(Saved entries)
--- START ---
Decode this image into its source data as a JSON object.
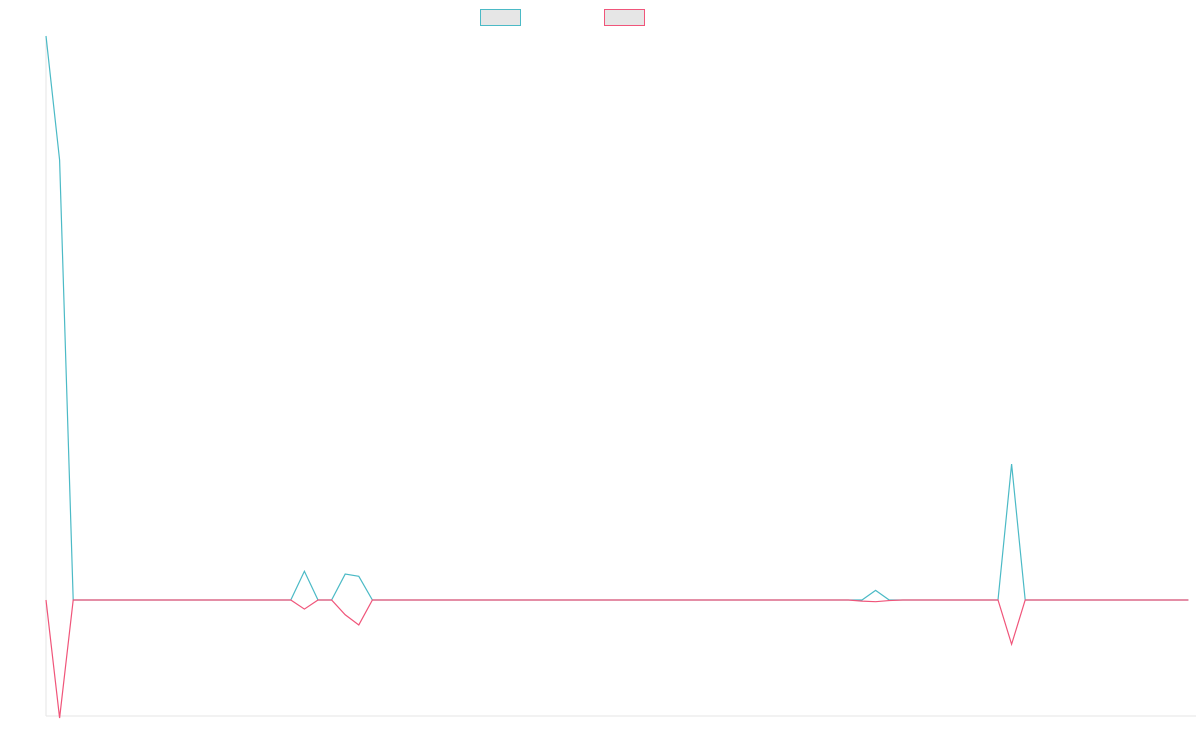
{
  "chart_data": {
    "type": "line",
    "title": "",
    "xlabel": "",
    "ylabel": "",
    "grid": false,
    "legend_position": "top-center",
    "series": [
      {
        "color": "#4bbac6",
        "fill": "#e6e6e6",
        "values": [
          100,
          78,
          0,
          0,
          0,
          0,
          0,
          0,
          0,
          0,
          0,
          0,
          0,
          0,
          0,
          0,
          0,
          0,
          0,
          5.1,
          0,
          0,
          4.6,
          4.2,
          0,
          0,
          0,
          0,
          0,
          0,
          0,
          0,
          0,
          0,
          0,
          0,
          0,
          0,
          0,
          0,
          0,
          0,
          0,
          0,
          0,
          0,
          0,
          0,
          0,
          0,
          0,
          0,
          0,
          0,
          0,
          0,
          0,
          0,
          0,
          0,
          0,
          1.7,
          0,
          0,
          0,
          0,
          0,
          0,
          0,
          0,
          0,
          24.1,
          0,
          0,
          0,
          0,
          0,
          0,
          0,
          0,
          0,
          0,
          0,
          0,
          0
        ]
      },
      {
        "color": "#f0557a",
        "fill": "#e6e6e6",
        "values": [
          0,
          -20.8,
          0,
          0,
          0,
          0,
          0,
          0,
          0,
          0,
          0,
          0,
          0,
          0,
          0,
          0,
          0,
          0,
          0,
          -1.6,
          0,
          0,
          -2.6,
          -4.4,
          0,
          0,
          0,
          0,
          0,
          0,
          0,
          0,
          0,
          0,
          0,
          0,
          0,
          0,
          0,
          0,
          0,
          0,
          0,
          0,
          0,
          0,
          0,
          0,
          0,
          0,
          0,
          0,
          0,
          0,
          0,
          0,
          0,
          0,
          0,
          0,
          -0.2,
          -0.3,
          -0.1,
          0,
          0,
          0,
          0,
          0,
          0,
          0,
          0,
          -7.8,
          0,
          0,
          0,
          0,
          0,
          0,
          0,
          0,
          0,
          0,
          0,
          0,
          0
        ]
      }
    ],
    "ylim": [
      -20.8,
      100
    ]
  }
}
--- END ---
• What you should do
Without the images, write out each line of the data verbatim.

• Output for this task
Decode this image into its source data as a JSON object.
{
  "chart_data": {
    "type": "line",
    "title": "",
    "xlabel": "",
    "ylabel": "",
    "grid": false,
    "legend_position": "top-center",
    "series": [
      {
        "color": "#4bbac6",
        "fill": "#e6e6e6",
        "values": [
          100,
          78,
          0,
          0,
          0,
          0,
          0,
          0,
          0,
          0,
          0,
          0,
          0,
          0,
          0,
          0,
          0,
          0,
          0,
          5.1,
          0,
          0,
          4.6,
          4.2,
          0,
          0,
          0,
          0,
          0,
          0,
          0,
          0,
          0,
          0,
          0,
          0,
          0,
          0,
          0,
          0,
          0,
          0,
          0,
          0,
          0,
          0,
          0,
          0,
          0,
          0,
          0,
          0,
          0,
          0,
          0,
          0,
          0,
          0,
          0,
          0,
          0,
          1.7,
          0,
          0,
          0,
          0,
          0,
          0,
          0,
          0,
          0,
          24.1,
          0,
          0,
          0,
          0,
          0,
          0,
          0,
          0,
          0,
          0,
          0,
          0,
          0
        ]
      },
      {
        "color": "#f0557a",
        "fill": "#e6e6e6",
        "values": [
          0,
          -20.8,
          0,
          0,
          0,
          0,
          0,
          0,
          0,
          0,
          0,
          0,
          0,
          0,
          0,
          0,
          0,
          0,
          0,
          -1.6,
          0,
          0,
          -2.6,
          -4.4,
          0,
          0,
          0,
          0,
          0,
          0,
          0,
          0,
          0,
          0,
          0,
          0,
          0,
          0,
          0,
          0,
          0,
          0,
          0,
          0,
          0,
          0,
          0,
          0,
          0,
          0,
          0,
          0,
          0,
          0,
          0,
          0,
          0,
          0,
          0,
          0,
          -0.2,
          -0.3,
          -0.1,
          0,
          0,
          0,
          0,
          0,
          0,
          0,
          0,
          -7.8,
          0,
          0,
          0,
          0,
          0,
          0,
          0,
          0,
          0,
          0,
          0,
          0,
          0
        ]
      }
    ],
    "ylim": [
      -20.8,
      100
    ]
  }
}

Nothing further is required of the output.